# [YOUR OBJECTIVE]
Restate the records below word for word, and omit the images they hold.
----
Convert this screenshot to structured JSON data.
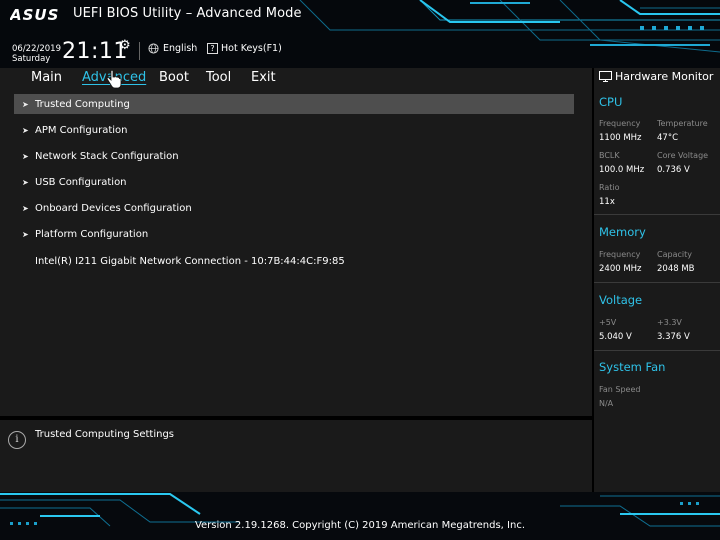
{
  "header": {
    "logo_text": "ASUS",
    "title": "UEFI BIOS Utility – Advanced Mode",
    "date": "06/22/2019",
    "day": "Saturday",
    "time": "21:11",
    "settings_icon": "gear-icon",
    "language_icon": "globe-icon",
    "language": "English",
    "hotkeys_icon": "question-icon",
    "hotkeys": "Hot Keys(F1)"
  },
  "menu": {
    "tabs": [
      {
        "label": "Main",
        "active": false
      },
      {
        "label": "Advanced",
        "active": true
      },
      {
        "label": "Boot",
        "active": false
      },
      {
        "label": "Tool",
        "active": false
      },
      {
        "label": "Exit",
        "active": false
      }
    ]
  },
  "main": {
    "items": [
      {
        "label": "Trusted Computing",
        "selected": true
      },
      {
        "label": "APM Configuration",
        "selected": false
      },
      {
        "label": "Network Stack Configuration",
        "selected": false
      },
      {
        "label": "USB Configuration",
        "selected": false
      },
      {
        "label": "Onboard Devices Configuration",
        "selected": false
      },
      {
        "label": "Platform Configuration",
        "selected": false
      }
    ],
    "info_line": "Intel(R) I211 Gigabit  Network Connection - 10:7B:44:4C:F9:85"
  },
  "help": {
    "icon": "info-icon",
    "text": "Trusted Computing Settings"
  },
  "hardware_monitor": {
    "icon": "monitor-icon",
    "title": "Hardware Monitor",
    "cpu": {
      "heading": "CPU",
      "frequency_label": "Frequency",
      "frequency": "1100 MHz",
      "temperature_label": "Temperature",
      "temperature": "47°C",
      "bclk_label": "BCLK",
      "bclk": "100.0 MHz",
      "core_voltage_label": "Core Voltage",
      "core_voltage": "0.736 V",
      "ratio_label": "Ratio",
      "ratio": "11x"
    },
    "memory": {
      "heading": "Memory",
      "frequency_label": "Frequency",
      "frequency": "2400 MHz",
      "capacity_label": "Capacity",
      "capacity": "2048 MB"
    },
    "voltage": {
      "heading": "Voltage",
      "v5_label": "+5V",
      "v5": "5.040 V",
      "v33_label": "+3.3V",
      "v33": "3.376 V"
    },
    "fan": {
      "heading": "System Fan",
      "speed_label": "Fan Speed",
      "speed": "N/A"
    }
  },
  "footer": {
    "version": "Version 2.19.1268. Copyright (C) 2019 American Megatrends, Inc."
  },
  "colors": {
    "accent": "#2fc2e8",
    "panel": "#1a1a1a",
    "selected": "#4e4e4e"
  }
}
----
# [THE RESULT]
Convert this screenshot to structured JSON data.
{
  "header": {
    "logo_text": "ASUS",
    "title": "UEFI BIOS Utility – Advanced Mode",
    "date": "06/22/2019",
    "day": "Saturday",
    "time": "21:11",
    "settings_icon": "gear-icon",
    "language_icon": "globe-icon",
    "language": "English",
    "hotkeys_icon": "question-icon",
    "hotkeys": "Hot Keys(F1)"
  },
  "menu": {
    "tabs": [
      {
        "label": "Main",
        "active": false
      },
      {
        "label": "Advanced",
        "active": true
      },
      {
        "label": "Boot",
        "active": false
      },
      {
        "label": "Tool",
        "active": false
      },
      {
        "label": "Exit",
        "active": false
      }
    ]
  },
  "main": {
    "items": [
      {
        "label": "Trusted Computing",
        "selected": true
      },
      {
        "label": "APM Configuration",
        "selected": false
      },
      {
        "label": "Network Stack Configuration",
        "selected": false
      },
      {
        "label": "USB Configuration",
        "selected": false
      },
      {
        "label": "Onboard Devices Configuration",
        "selected": false
      },
      {
        "label": "Platform Configuration",
        "selected": false
      }
    ],
    "info_line": "Intel(R) I211 Gigabit  Network Connection - 10:7B:44:4C:F9:85"
  },
  "help": {
    "icon": "info-icon",
    "text": "Trusted Computing Settings"
  },
  "hardware_monitor": {
    "icon": "monitor-icon",
    "title": "Hardware Monitor",
    "cpu": {
      "heading": "CPU",
      "frequency_label": "Frequency",
      "frequency": "1100 MHz",
      "temperature_label": "Temperature",
      "temperature": "47°C",
      "bclk_label": "BCLK",
      "bclk": "100.0 MHz",
      "core_voltage_label": "Core Voltage",
      "core_voltage": "0.736 V",
      "ratio_label": "Ratio",
      "ratio": "11x"
    },
    "memory": {
      "heading": "Memory",
      "frequency_label": "Frequency",
      "frequency": "2400 MHz",
      "capacity_label": "Capacity",
      "capacity": "2048 MB"
    },
    "voltage": {
      "heading": "Voltage",
      "v5_label": "+5V",
      "v5": "5.040 V",
      "v33_label": "+3.3V",
      "v33": "3.376 V"
    },
    "fan": {
      "heading": "System Fan",
      "speed_label": "Fan Speed",
      "speed": "N/A"
    }
  },
  "footer": {
    "version": "Version 2.19.1268. Copyright (C) 2019 American Megatrends, Inc."
  },
  "colors": {
    "accent": "#2fc2e8",
    "panel": "#1a1a1a",
    "selected": "#4e4e4e"
  }
}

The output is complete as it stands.